[Stored entries]
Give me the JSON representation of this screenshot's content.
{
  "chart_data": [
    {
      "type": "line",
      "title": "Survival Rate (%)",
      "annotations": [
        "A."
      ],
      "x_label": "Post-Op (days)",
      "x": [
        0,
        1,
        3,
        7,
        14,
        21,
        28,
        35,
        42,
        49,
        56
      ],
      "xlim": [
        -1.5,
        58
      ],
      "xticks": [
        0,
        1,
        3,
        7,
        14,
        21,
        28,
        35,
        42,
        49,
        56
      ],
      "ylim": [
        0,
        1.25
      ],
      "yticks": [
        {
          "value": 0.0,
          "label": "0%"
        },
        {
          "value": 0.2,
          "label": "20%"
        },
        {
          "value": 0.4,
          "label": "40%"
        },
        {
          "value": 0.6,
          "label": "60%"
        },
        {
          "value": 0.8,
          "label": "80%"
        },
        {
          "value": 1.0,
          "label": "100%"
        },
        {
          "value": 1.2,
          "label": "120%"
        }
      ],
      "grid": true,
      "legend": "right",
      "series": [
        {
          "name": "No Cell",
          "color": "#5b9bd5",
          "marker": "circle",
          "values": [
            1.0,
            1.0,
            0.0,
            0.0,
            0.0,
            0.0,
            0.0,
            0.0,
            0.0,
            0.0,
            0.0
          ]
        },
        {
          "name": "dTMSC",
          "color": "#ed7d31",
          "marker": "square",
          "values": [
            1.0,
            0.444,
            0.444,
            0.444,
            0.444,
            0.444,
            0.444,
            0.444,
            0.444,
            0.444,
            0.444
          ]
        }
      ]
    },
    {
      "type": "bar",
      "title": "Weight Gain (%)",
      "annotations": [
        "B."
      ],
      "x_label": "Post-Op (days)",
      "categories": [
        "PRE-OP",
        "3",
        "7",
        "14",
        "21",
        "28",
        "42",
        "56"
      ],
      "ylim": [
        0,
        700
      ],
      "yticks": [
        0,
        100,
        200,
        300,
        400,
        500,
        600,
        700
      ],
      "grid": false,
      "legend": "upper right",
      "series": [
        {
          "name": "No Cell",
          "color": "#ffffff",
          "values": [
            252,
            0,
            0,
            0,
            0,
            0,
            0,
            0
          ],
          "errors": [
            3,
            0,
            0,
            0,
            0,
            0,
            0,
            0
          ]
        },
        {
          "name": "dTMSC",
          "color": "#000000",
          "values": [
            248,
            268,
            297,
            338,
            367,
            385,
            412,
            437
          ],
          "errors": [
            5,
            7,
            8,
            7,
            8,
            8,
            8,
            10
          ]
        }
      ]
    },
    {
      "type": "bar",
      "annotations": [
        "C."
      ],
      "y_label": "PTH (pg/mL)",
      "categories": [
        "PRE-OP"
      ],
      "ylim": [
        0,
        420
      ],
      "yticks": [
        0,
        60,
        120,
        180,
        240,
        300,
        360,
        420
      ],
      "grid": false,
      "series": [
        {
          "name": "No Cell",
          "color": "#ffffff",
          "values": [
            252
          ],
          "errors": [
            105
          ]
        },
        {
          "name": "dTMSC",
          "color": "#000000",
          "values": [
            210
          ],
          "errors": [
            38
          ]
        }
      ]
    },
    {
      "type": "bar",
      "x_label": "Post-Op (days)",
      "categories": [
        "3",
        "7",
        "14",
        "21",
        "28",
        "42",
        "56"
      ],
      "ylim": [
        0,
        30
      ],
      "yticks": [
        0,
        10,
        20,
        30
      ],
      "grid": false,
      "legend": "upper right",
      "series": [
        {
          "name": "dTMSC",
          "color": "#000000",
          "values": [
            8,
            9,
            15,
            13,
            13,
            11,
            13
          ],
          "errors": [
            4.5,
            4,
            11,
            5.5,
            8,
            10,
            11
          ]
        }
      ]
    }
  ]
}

REQUIRED WORK
Reproduce each record exactly, leaving nothing out.

THE COMPLETED TASK
Give me the JSON representation of this screenshot's content.
{
  "chart_data": [
    {
      "type": "line",
      "title": "Survival Rate (%)",
      "annotations": [
        "A."
      ],
      "x_label": "Post-Op (days)",
      "x": [
        0,
        1,
        3,
        7,
        14,
        21,
        28,
        35,
        42,
        49,
        56
      ],
      "xlim": [
        -1.5,
        58
      ],
      "xticks": [
        0,
        1,
        3,
        7,
        14,
        21,
        28,
        35,
        42,
        49,
        56
      ],
      "ylim": [
        0,
        1.25
      ],
      "yticks": [
        {
          "value": 0.0,
          "label": "0%"
        },
        {
          "value": 0.2,
          "label": "20%"
        },
        {
          "value": 0.4,
          "label": "40%"
        },
        {
          "value": 0.6,
          "label": "60%"
        },
        {
          "value": 0.8,
          "label": "80%"
        },
        {
          "value": 1.0,
          "label": "100%"
        },
        {
          "value": 1.2,
          "label": "120%"
        }
      ],
      "grid": true,
      "legend": "right",
      "series": [
        {
          "name": "No Cell",
          "color": "#5b9bd5",
          "marker": "circle",
          "values": [
            1.0,
            1.0,
            0.0,
            0.0,
            0.0,
            0.0,
            0.0,
            0.0,
            0.0,
            0.0,
            0.0
          ]
        },
        {
          "name": "dTMSC",
          "color": "#ed7d31",
          "marker": "square",
          "values": [
            1.0,
            0.444,
            0.444,
            0.444,
            0.444,
            0.444,
            0.444,
            0.444,
            0.444,
            0.444,
            0.444
          ]
        }
      ]
    },
    {
      "type": "bar",
      "title": "Weight Gain (%)",
      "annotations": [
        "B."
      ],
      "x_label": "Post-Op (days)",
      "categories": [
        "PRE-OP",
        "3",
        "7",
        "14",
        "21",
        "28",
        "42",
        "56"
      ],
      "ylim": [
        0,
        700
      ],
      "yticks": [
        0,
        100,
        200,
        300,
        400,
        500,
        600,
        700
      ],
      "grid": false,
      "legend": "upper right",
      "series": [
        {
          "name": "No Cell",
          "color": "#ffffff",
          "values": [
            252,
            0,
            0,
            0,
            0,
            0,
            0,
            0
          ],
          "errors": [
            3,
            0,
            0,
            0,
            0,
            0,
            0,
            0
          ]
        },
        {
          "name": "dTMSC",
          "color": "#000000",
          "values": [
            248,
            268,
            297,
            338,
            367,
            385,
            412,
            437
          ],
          "errors": [
            5,
            7,
            8,
            7,
            8,
            8,
            8,
            10
          ]
        }
      ]
    },
    {
      "type": "bar",
      "annotations": [
        "C."
      ],
      "y_label": "PTH (pg/mL)",
      "categories": [
        "PRE-OP"
      ],
      "ylim": [
        0,
        420
      ],
      "yticks": [
        0,
        60,
        120,
        180,
        240,
        300,
        360,
        420
      ],
      "grid": false,
      "series": [
        {
          "name": "No Cell",
          "color": "#ffffff",
          "values": [
            252
          ],
          "errors": [
            105
          ]
        },
        {
          "name": "dTMSC",
          "color": "#000000",
          "values": [
            210
          ],
          "errors": [
            38
          ]
        }
      ]
    },
    {
      "type": "bar",
      "x_label": "Post-Op (days)",
      "categories": [
        "3",
        "7",
        "14",
        "21",
        "28",
        "42",
        "56"
      ],
      "ylim": [
        0,
        30
      ],
      "yticks": [
        0,
        10,
        20,
        30
      ],
      "grid": false,
      "legend": "upper right",
      "series": [
        {
          "name": "dTMSC",
          "color": "#000000",
          "values": [
            8,
            9,
            15,
            13,
            13,
            11,
            13
          ],
          "errors": [
            4.5,
            4,
            11,
            5.5,
            8,
            10,
            11
          ]
        }
      ]
    }
  ]
}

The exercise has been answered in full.